PROBLEM TO SOLVE:
Copy each of the rows below word for word, keeping every line. Omit the pictures from your copy.

SUPPLIED INFORMATION:
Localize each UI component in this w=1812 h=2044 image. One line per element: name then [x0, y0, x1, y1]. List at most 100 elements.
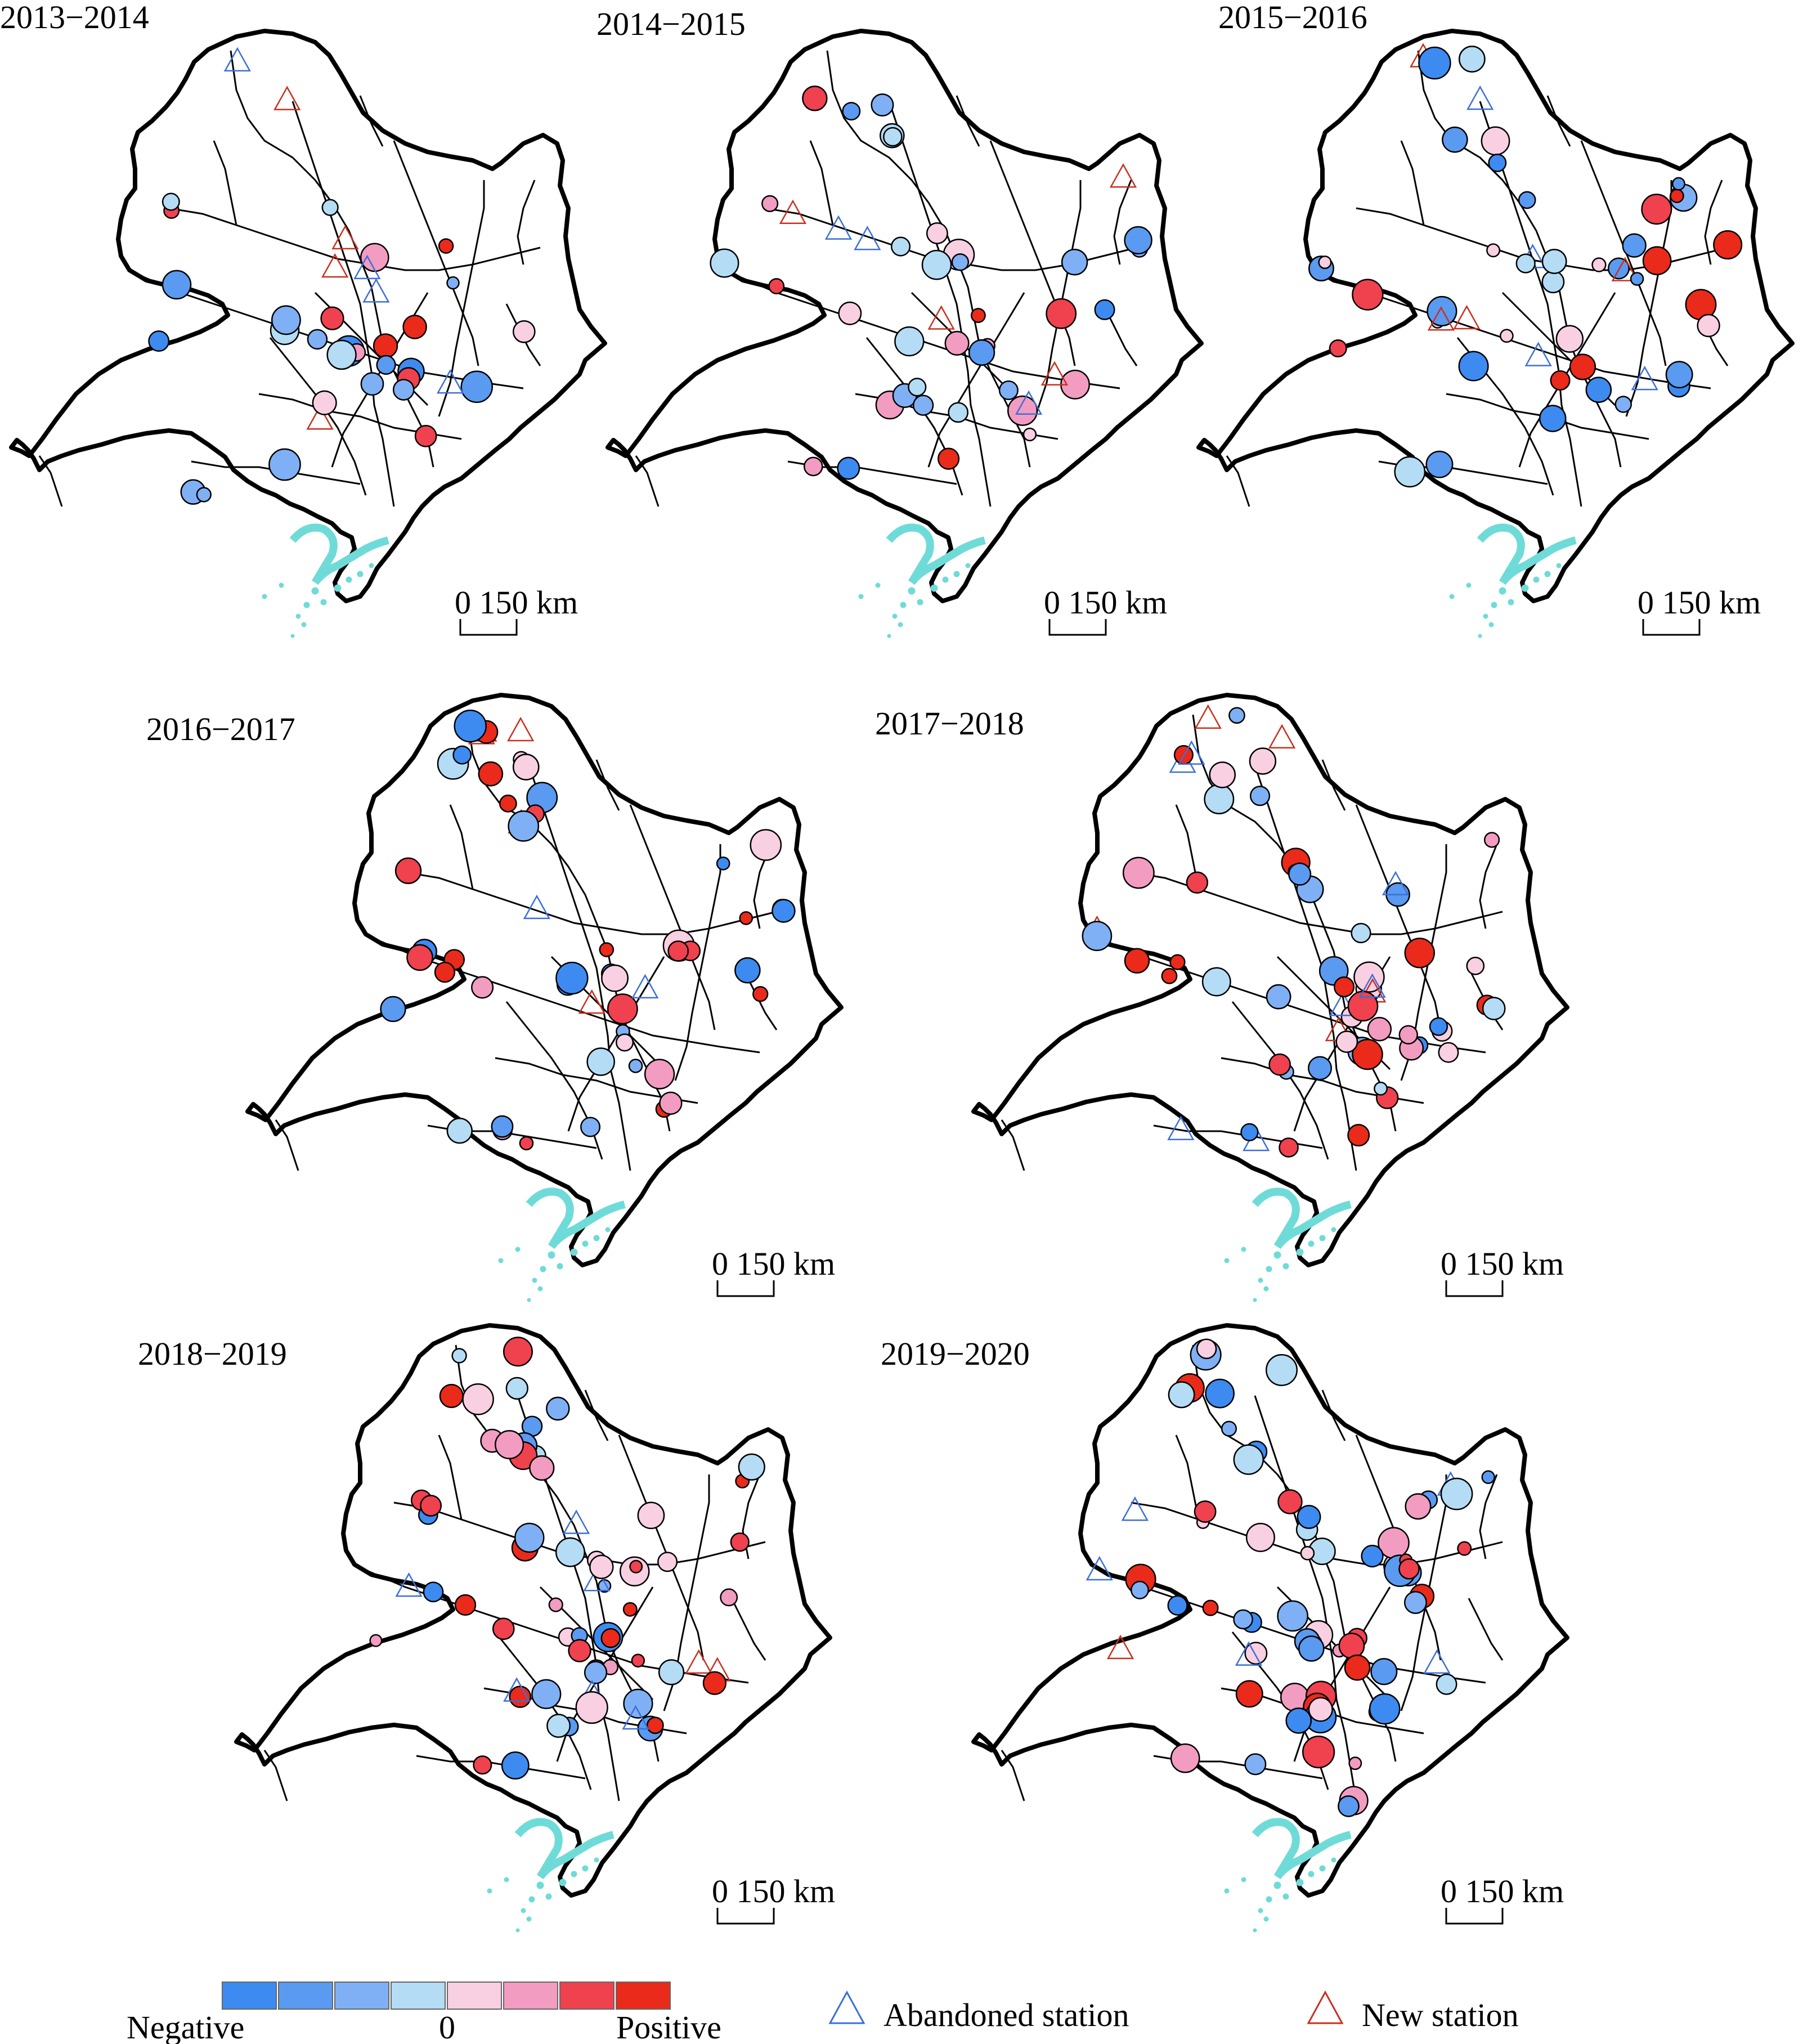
scale-bar-line — [1642, 619, 1701, 636]
station-circle — [392, 379, 415, 401]
region-boundary — [236, 1325, 830, 1895]
station-circle — [1670, 189, 1684, 203]
station-circle — [1168, 1381, 1195, 1409]
scale-bar-line — [1445, 1280, 1504, 1297]
station-circle — [1333, 976, 1355, 998]
railway-network — [635, 50, 1138, 508]
station-circle — [1541, 249, 1567, 274]
station-circle — [637, 1501, 665, 1530]
station-circle — [1244, 1642, 1268, 1665]
station-circle — [512, 754, 540, 781]
color-ramp-swatch — [278, 1982, 333, 2010]
station-circle — [1483, 832, 1500, 848]
abandoned-station-marker — [362, 278, 390, 303]
station-circle — [1061, 248, 1088, 276]
region-map — [11, 31, 605, 638]
station-circle — [394, 857, 422, 884]
station-circle — [1266, 1353, 1298, 1386]
station-circle — [1240, 1123, 1259, 1141]
panel-title: 2017−2018 — [875, 705, 1024, 742]
station-circle — [1457, 1541, 1472, 1556]
station-circle — [944, 330, 970, 356]
abandoned-station-marker — [395, 1572, 423, 1597]
new-station-marker — [273, 86, 301, 110]
station-circle — [1130, 1580, 1149, 1599]
station-circle — [1697, 313, 1720, 338]
scale-label: 0 150 km — [455, 584, 578, 621]
new-station-marker — [927, 305, 955, 330]
station-markers — [710, 86, 1152, 480]
new-station-symbol — [1307, 1990, 1344, 2024]
station-circle — [912, 395, 934, 416]
station-circle — [1541, 270, 1565, 294]
station-circle — [373, 333, 398, 358]
station-circle — [1338, 1632, 1365, 1659]
station-circle — [434, 961, 456, 983]
station-circle — [1518, 191, 1536, 209]
station-circle — [1353, 961, 1385, 993]
station-circle — [1351, 922, 1371, 944]
station-circle — [1007, 395, 1038, 426]
scale-label: 0 150 km — [1441, 1873, 1564, 1909]
abandoned-station-marker — [436, 369, 464, 394]
station-markers — [1086, 1338, 1495, 1817]
region-map — [608, 31, 1201, 638]
station-circle — [1186, 871, 1209, 894]
legend-new-label: New station — [1362, 1997, 1519, 2033]
station-circle — [1515, 253, 1536, 274]
station-circle — [519, 1136, 534, 1151]
station-circle — [1438, 1042, 1459, 1063]
station-circle — [555, 1537, 585, 1567]
station-circle — [1196, 1338, 1217, 1360]
station-circle — [1569, 353, 1596, 380]
station-circle — [499, 794, 517, 813]
new-station-marker — [1040, 361, 1069, 386]
station-circle — [508, 810, 540, 842]
station-circle — [546, 1396, 570, 1421]
station-circle — [1481, 1470, 1495, 1484]
station-circle — [446, 1118, 473, 1144]
abandoned-station-marker — [1167, 1115, 1195, 1140]
station-circle — [471, 976, 494, 999]
abandoned-station-marker — [1086, 1556, 1113, 1581]
station-circle — [1318, 256, 1332, 270]
station-circle — [505, 1377, 528, 1400]
new-station-marker — [331, 225, 359, 250]
station-circle — [1277, 1489, 1303, 1514]
station-circle — [926, 222, 948, 244]
station-circle — [1403, 1590, 1427, 1614]
map-panel: 2013−2014 0 150 km — [0, 0, 605, 638]
new-station-marker — [1427, 306, 1455, 331]
station-circle — [1425, 450, 1454, 478]
station-circle — [1374, 1081, 1388, 1096]
station-circle — [307, 329, 328, 350]
station-circle — [644, 1059, 675, 1090]
scale-bar: 0 150 km — [1044, 584, 1167, 636]
station-circle — [1244, 1753, 1267, 1776]
station-circle — [321, 199, 339, 216]
station-circle — [512, 320, 536, 343]
legend-zero-label: 0 — [439, 2009, 455, 2044]
station-circle — [970, 308, 986, 323]
region-boundary — [974, 695, 1567, 1265]
station-circle — [268, 448, 301, 481]
station-circle — [803, 456, 823, 477]
station-circle — [1285, 1707, 1312, 1734]
color-ramp-swatch — [391, 1982, 446, 2010]
station-circle — [968, 339, 995, 366]
abandoned-station-marker — [1423, 1649, 1451, 1674]
station-circle — [584, 1661, 608, 1684]
station-circle — [752, 986, 769, 1002]
station-circle — [1352, 1038, 1383, 1070]
station-circle — [908, 378, 927, 397]
station-circle — [1308, 1697, 1333, 1722]
station-circle — [948, 402, 969, 423]
new-station-marker — [306, 405, 334, 430]
panel-title: 2016−2017 — [146, 711, 295, 747]
legend: Negative 0 Positive Abandoned station Ne… — [127, 1982, 1519, 2044]
new-station-marker — [1453, 304, 1481, 330]
station-circle — [750, 829, 782, 861]
map-panel: 2019−2020 0 150 km — [881, 1325, 1567, 1932]
station-circle — [1642, 246, 1672, 276]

OUTPUT BELOW:
Localize each UI component in this w=1812 h=2044 image. One line per element: name then [x0, y0, x1, y1]. List at most 100 elements.
scale-bar-line — [1642, 619, 1701, 636]
station-circle — [392, 379, 415, 401]
region-boundary — [236, 1325, 830, 1895]
station-circle — [1670, 189, 1684, 203]
station-circle — [1168, 1381, 1195, 1409]
scale-bar-line — [1445, 1280, 1504, 1297]
station-circle — [1333, 976, 1355, 998]
railway-network — [635, 50, 1138, 508]
station-circle — [1541, 249, 1567, 274]
station-circle — [637, 1501, 665, 1530]
station-circle — [1244, 1642, 1268, 1665]
station-circle — [512, 754, 540, 781]
color-ramp-swatch — [278, 1982, 333, 2010]
station-circle — [1483, 832, 1500, 848]
abandoned-station-marker — [362, 278, 390, 303]
station-circle — [1061, 248, 1088, 276]
region-map — [11, 31, 605, 638]
station-circle — [394, 857, 422, 884]
station-circle — [1266, 1353, 1298, 1386]
station-circle — [1240, 1123, 1259, 1141]
panel-title: 2017−2018 — [875, 705, 1024, 742]
station-circle — [1457, 1541, 1472, 1556]
station-circle — [944, 330, 970, 356]
abandoned-station-marker — [395, 1572, 423, 1597]
new-station-marker — [273, 86, 301, 110]
station-circle — [1130, 1580, 1149, 1599]
station-circle — [1697, 313, 1720, 338]
scale-label: 0 150 km — [455, 584, 578, 621]
new-station-marker — [927, 305, 955, 330]
station-markers — [710, 86, 1152, 480]
new-station-symbol — [1307, 1990, 1344, 2024]
station-circle — [912, 395, 934, 416]
station-circle — [1541, 270, 1565, 294]
station-circle — [373, 333, 398, 358]
station-circle — [1338, 1632, 1365, 1659]
station-circle — [434, 961, 456, 983]
station-circle — [1518, 191, 1536, 209]
station-circle — [1353, 961, 1385, 993]
station-circle — [1351, 922, 1371, 944]
station-circle — [1007, 395, 1038, 426]
scale-label: 0 150 km — [1441, 1873, 1564, 1909]
abandoned-station-marker — [436, 369, 464, 394]
station-markers — [1086, 1338, 1495, 1817]
region-map — [608, 31, 1201, 638]
station-circle — [1186, 871, 1209, 894]
legend-new-label: New station — [1362, 1997, 1519, 2033]
station-circle — [1515, 253, 1536, 274]
station-circle — [519, 1136, 534, 1151]
station-circle — [1438, 1042, 1459, 1063]
station-circle — [555, 1537, 585, 1567]
station-circle — [1196, 1338, 1217, 1360]
station-circle — [1569, 353, 1596, 380]
station-circle — [499, 794, 517, 813]
new-station-marker — [1040, 361, 1069, 386]
station-circle — [508, 810, 540, 842]
station-circle — [546, 1396, 570, 1421]
station-circle — [1481, 1470, 1495, 1484]
station-circle — [446, 1118, 473, 1144]
abandoned-station-marker — [1167, 1115, 1195, 1140]
station-circle — [471, 976, 494, 999]
abandoned-station-marker — [1086, 1556, 1113, 1581]
station-circle — [1318, 256, 1332, 270]
station-circle — [505, 1377, 528, 1400]
new-station-marker — [331, 225, 359, 250]
station-circle — [1277, 1489, 1303, 1514]
station-circle — [926, 222, 948, 244]
station-circle — [1403, 1590, 1427, 1614]
map-panel: 2013−2014 0 150 km — [0, 0, 605, 638]
new-station-marker — [1427, 306, 1455, 331]
station-circle — [1425, 450, 1454, 478]
station-circle — [1374, 1081, 1388, 1096]
station-circle — [307, 329, 328, 350]
station-circle — [644, 1059, 675, 1090]
scale-bar: 0 150 km — [1044, 584, 1167, 636]
station-circle — [1244, 1753, 1267, 1776]
station-circle — [321, 199, 339, 216]
station-circle — [512, 320, 536, 343]
legend-zero-label: 0 — [439, 2009, 455, 2044]
station-circle — [970, 308, 986, 323]
region-boundary — [974, 695, 1567, 1265]
station-circle — [268, 448, 301, 481]
station-circle — [803, 456, 823, 477]
station-circle — [1285, 1707, 1312, 1734]
color-ramp-swatch — [391, 1982, 446, 2010]
station-circle — [968, 339, 995, 366]
abandoned-station-marker — [1423, 1649, 1451, 1674]
station-circle — [584, 1661, 608, 1684]
station-circle — [752, 986, 769, 1002]
station-circle — [1352, 1038, 1383, 1070]
station-circle — [908, 378, 927, 397]
station-circle — [1308, 1697, 1333, 1722]
station-circle — [948, 402, 969, 423]
new-station-marker — [306, 405, 334, 430]
panel-title: 2016−2017 — [146, 711, 295, 747]
legend: Negative 0 Positive Abandoned station Ne… — [127, 1982, 1519, 2044]
new-station-marker — [1453, 304, 1481, 330]
station-circle — [750, 829, 782, 861]
map-panel: 2019−2020 0 150 km — [881, 1325, 1567, 1932]
station-circle — [1642, 246, 1672, 276]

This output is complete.